[Supplied material]
= = = = = = =
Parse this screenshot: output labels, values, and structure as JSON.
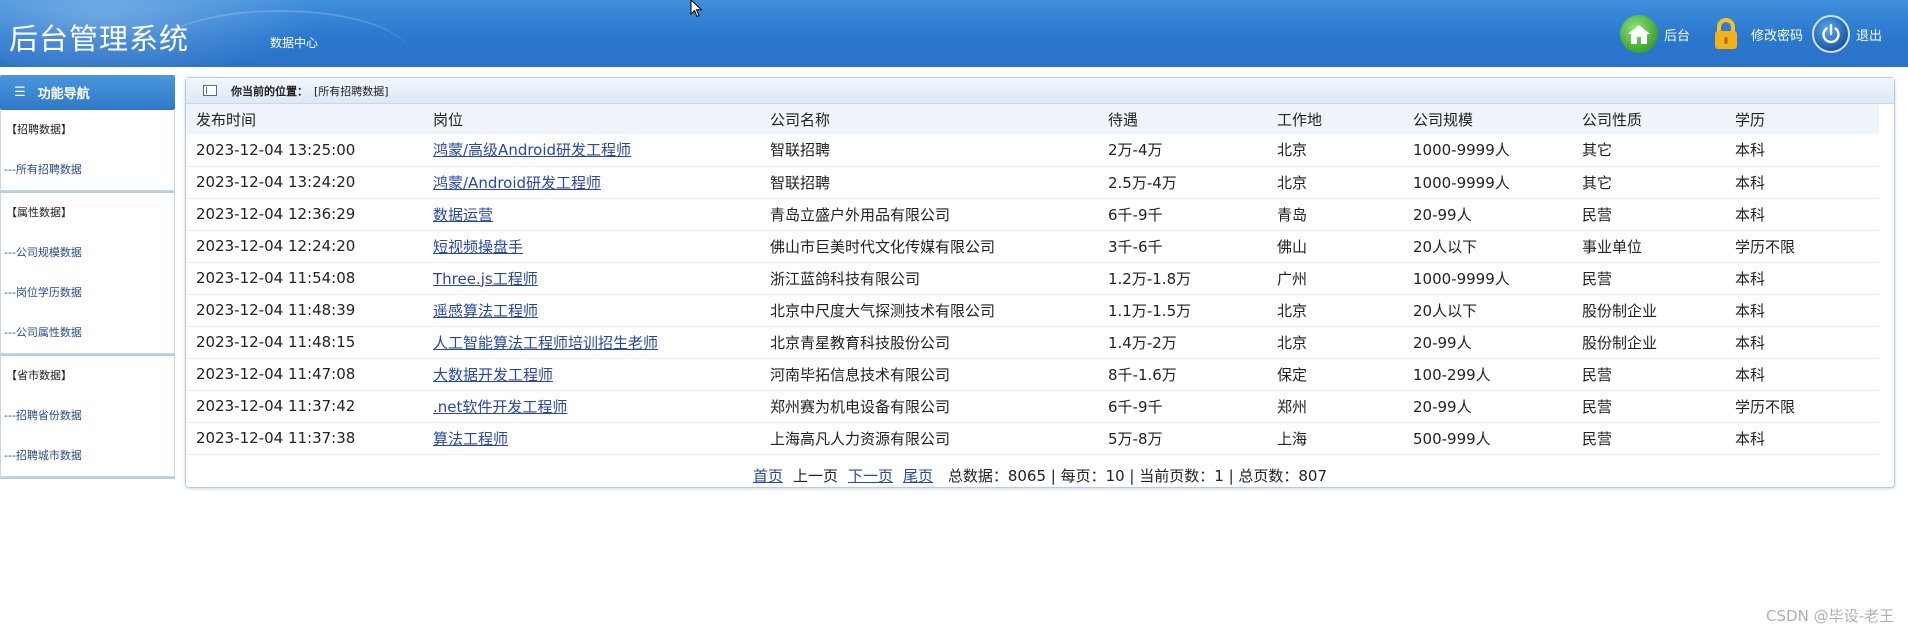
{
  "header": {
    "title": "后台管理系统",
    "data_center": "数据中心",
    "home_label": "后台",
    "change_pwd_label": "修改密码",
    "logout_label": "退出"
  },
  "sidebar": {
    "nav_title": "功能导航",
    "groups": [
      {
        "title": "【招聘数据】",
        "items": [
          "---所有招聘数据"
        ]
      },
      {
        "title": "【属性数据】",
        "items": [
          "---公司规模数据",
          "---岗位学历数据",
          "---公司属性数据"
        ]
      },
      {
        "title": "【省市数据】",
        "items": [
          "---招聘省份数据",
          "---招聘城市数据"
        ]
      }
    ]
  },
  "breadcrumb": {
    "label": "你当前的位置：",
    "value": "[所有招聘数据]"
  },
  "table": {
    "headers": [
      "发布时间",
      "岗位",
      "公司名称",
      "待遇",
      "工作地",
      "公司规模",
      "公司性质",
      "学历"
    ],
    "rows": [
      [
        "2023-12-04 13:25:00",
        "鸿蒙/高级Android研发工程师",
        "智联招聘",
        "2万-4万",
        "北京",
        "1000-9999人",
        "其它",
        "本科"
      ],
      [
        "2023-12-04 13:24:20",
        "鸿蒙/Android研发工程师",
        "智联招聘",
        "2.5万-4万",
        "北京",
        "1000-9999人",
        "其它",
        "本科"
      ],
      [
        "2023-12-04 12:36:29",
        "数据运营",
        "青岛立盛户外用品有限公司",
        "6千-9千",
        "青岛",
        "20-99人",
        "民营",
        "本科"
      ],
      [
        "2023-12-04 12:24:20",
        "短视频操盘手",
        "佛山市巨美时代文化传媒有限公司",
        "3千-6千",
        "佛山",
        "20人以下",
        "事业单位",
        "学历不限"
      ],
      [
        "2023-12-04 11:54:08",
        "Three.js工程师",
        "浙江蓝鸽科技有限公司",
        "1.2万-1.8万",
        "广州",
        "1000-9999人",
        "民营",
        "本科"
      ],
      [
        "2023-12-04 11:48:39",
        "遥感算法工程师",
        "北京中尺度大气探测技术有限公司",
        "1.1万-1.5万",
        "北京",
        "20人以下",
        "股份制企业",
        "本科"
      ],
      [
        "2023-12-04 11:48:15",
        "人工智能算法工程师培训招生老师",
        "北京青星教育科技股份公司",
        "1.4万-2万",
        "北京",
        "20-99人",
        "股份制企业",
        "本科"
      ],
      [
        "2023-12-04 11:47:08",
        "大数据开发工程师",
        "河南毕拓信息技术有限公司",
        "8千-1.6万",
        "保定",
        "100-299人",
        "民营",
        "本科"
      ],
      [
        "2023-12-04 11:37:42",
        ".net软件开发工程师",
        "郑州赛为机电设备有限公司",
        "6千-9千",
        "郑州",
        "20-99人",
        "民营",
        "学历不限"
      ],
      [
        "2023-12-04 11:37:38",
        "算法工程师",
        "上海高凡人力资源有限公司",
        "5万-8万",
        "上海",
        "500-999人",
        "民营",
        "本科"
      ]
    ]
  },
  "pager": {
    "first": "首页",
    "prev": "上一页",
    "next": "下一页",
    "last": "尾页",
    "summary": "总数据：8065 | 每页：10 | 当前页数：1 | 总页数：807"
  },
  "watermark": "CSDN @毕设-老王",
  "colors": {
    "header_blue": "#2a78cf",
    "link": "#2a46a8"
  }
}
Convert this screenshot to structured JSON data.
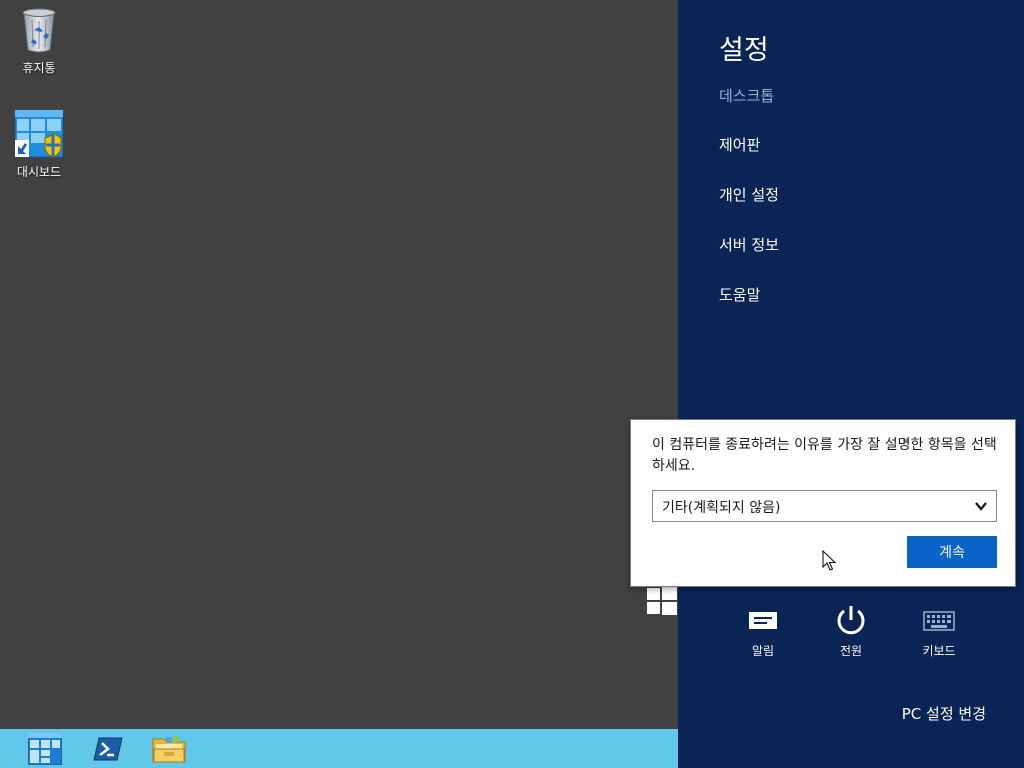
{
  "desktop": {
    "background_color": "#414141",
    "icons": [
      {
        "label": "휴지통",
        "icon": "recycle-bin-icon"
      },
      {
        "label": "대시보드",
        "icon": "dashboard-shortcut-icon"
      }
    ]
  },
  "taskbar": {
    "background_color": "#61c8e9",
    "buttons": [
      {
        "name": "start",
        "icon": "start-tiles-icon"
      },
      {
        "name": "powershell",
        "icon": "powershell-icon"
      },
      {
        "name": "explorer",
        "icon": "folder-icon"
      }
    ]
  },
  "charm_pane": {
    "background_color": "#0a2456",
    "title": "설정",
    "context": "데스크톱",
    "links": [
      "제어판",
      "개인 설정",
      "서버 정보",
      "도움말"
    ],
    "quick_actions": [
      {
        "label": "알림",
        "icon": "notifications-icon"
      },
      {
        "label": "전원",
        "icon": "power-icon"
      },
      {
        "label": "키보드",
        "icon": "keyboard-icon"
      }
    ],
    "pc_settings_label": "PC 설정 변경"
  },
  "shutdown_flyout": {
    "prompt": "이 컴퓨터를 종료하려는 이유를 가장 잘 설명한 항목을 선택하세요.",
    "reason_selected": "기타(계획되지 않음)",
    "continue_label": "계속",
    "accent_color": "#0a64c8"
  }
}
= = = = = = =
[Job] Would you mind returning each entry above word for word, skipping the images?

[Solution for this task]
Parse this screenshot: output labels, values, and structure as JSON.
{
  "header": {
    "title": "后台管理系统",
    "data_center": "数据中心",
    "home_label": "后台",
    "change_pwd_label": "修改密码",
    "logout_label": "退出"
  },
  "sidebar": {
    "nav_title": "功能导航",
    "groups": [
      {
        "title": "【招聘数据】",
        "items": [
          "---所有招聘数据"
        ]
      },
      {
        "title": "【属性数据】",
        "items": [
          "---公司规模数据",
          "---岗位学历数据",
          "---公司属性数据"
        ]
      },
      {
        "title": "【省市数据】",
        "items": [
          "---招聘省份数据",
          "---招聘城市数据"
        ]
      }
    ]
  },
  "breadcrumb": {
    "label": "你当前的位置：",
    "value": "[所有招聘数据]"
  },
  "table": {
    "headers": [
      "发布时间",
      "岗位",
      "公司名称",
      "待遇",
      "工作地",
      "公司规模",
      "公司性质",
      "学历"
    ],
    "rows": [
      [
        "2023-12-04 13:25:00",
        "鸿蒙/高级Android研发工程师",
        "智联招聘",
        "2万-4万",
        "北京",
        "1000-9999人",
        "其它",
        "本科"
      ],
      [
        "2023-12-04 13:24:20",
        "鸿蒙/Android研发工程师",
        "智联招聘",
        "2.5万-4万",
        "北京",
        "1000-9999人",
        "其它",
        "本科"
      ],
      [
        "2023-12-04 12:36:29",
        "数据运营",
        "青岛立盛户外用品有限公司",
        "6千-9千",
        "青岛",
        "20-99人",
        "民营",
        "本科"
      ],
      [
        "2023-12-04 12:24:20",
        "短视频操盘手",
        "佛山市巨美时代文化传媒有限公司",
        "3千-6千",
        "佛山",
        "20人以下",
        "事业单位",
        "学历不限"
      ],
      [
        "2023-12-04 11:54:08",
        "Three.js工程师",
        "浙江蓝鸽科技有限公司",
        "1.2万-1.8万",
        "广州",
        "1000-9999人",
        "民营",
        "本科"
      ],
      [
        "2023-12-04 11:48:39",
        "遥感算法工程师",
        "北京中尺度大气探测技术有限公司",
        "1.1万-1.5万",
        "北京",
        "20人以下",
        "股份制企业",
        "本科"
      ],
      [
        "2023-12-04 11:48:15",
        "人工智能算法工程师培训招生老师",
        "北京青星教育科技股份公司",
        "1.4万-2万",
        "北京",
        "20-99人",
        "股份制企业",
        "本科"
      ],
      [
        "2023-12-04 11:47:08",
        "大数据开发工程师",
        "河南毕拓信息技术有限公司",
        "8千-1.6万",
        "保定",
        "100-299人",
        "民营",
        "本科"
      ],
      [
        "2023-12-04 11:37:42",
        ".net软件开发工程师",
        "郑州赛为机电设备有限公司",
        "6千-9千",
        "郑州",
        "20-99人",
        "民营",
        "学历不限"
      ],
      [
        "2023-12-04 11:37:38",
        "算法工程师",
        "上海高凡人力资源有限公司",
        "5万-8万",
        "上海",
        "500-999人",
        "民营",
        "本科"
      ]
    ]
  },
  "pager": {
    "first": "首页",
    "prev": "上一页",
    "next": "下一页",
    "last": "尾页",
    "summary": "总数据：8065 | 每页：10 | 当前页数：1 | 总页数：807"
  },
  "watermark": "CSDN @毕设-老王",
  "colors": {
    "header_blue": "#2a78cf",
    "link": "#2a46a8"
  }
}
Convert this screenshot to structured JSON data.
{
  "desktop": {
    "background_color": "#414141",
    "icons": [
      {
        "label": "휴지통",
        "icon": "recycle-bin-icon"
      },
      {
        "label": "대시보드",
        "icon": "dashboard-shortcut-icon"
      }
    ]
  },
  "taskbar": {
    "background_color": "#61c8e9",
    "buttons": [
      {
        "name": "start",
        "icon": "start-tiles-icon"
      },
      {
        "name": "powershell",
        "icon": "powershell-icon"
      },
      {
        "name": "explorer",
        "icon": "folder-icon"
      }
    ]
  },
  "charm_pane": {
    "background_color": "#0a2456",
    "title": "설정",
    "context": "데스크톱",
    "links": [
      "제어판",
      "개인 설정",
      "서버 정보",
      "도움말"
    ],
    "quick_actions": [
      {
        "label": "알림",
        "icon": "notifications-icon"
      },
      {
        "label": "전원",
        "icon": "power-icon"
      },
      {
        "label": "키보드",
        "icon": "keyboard-icon"
      }
    ],
    "pc_settings_label": "PC 설정 변경"
  },
  "shutdown_flyout": {
    "prompt": "이 컴퓨터를 종료하려는 이유를 가장 잘 설명한 항목을 선택하세요.",
    "reason_selected": "기타(계획되지 않음)",
    "continue_label": "계속",
    "accent_color": "#0a64c8"
  }
}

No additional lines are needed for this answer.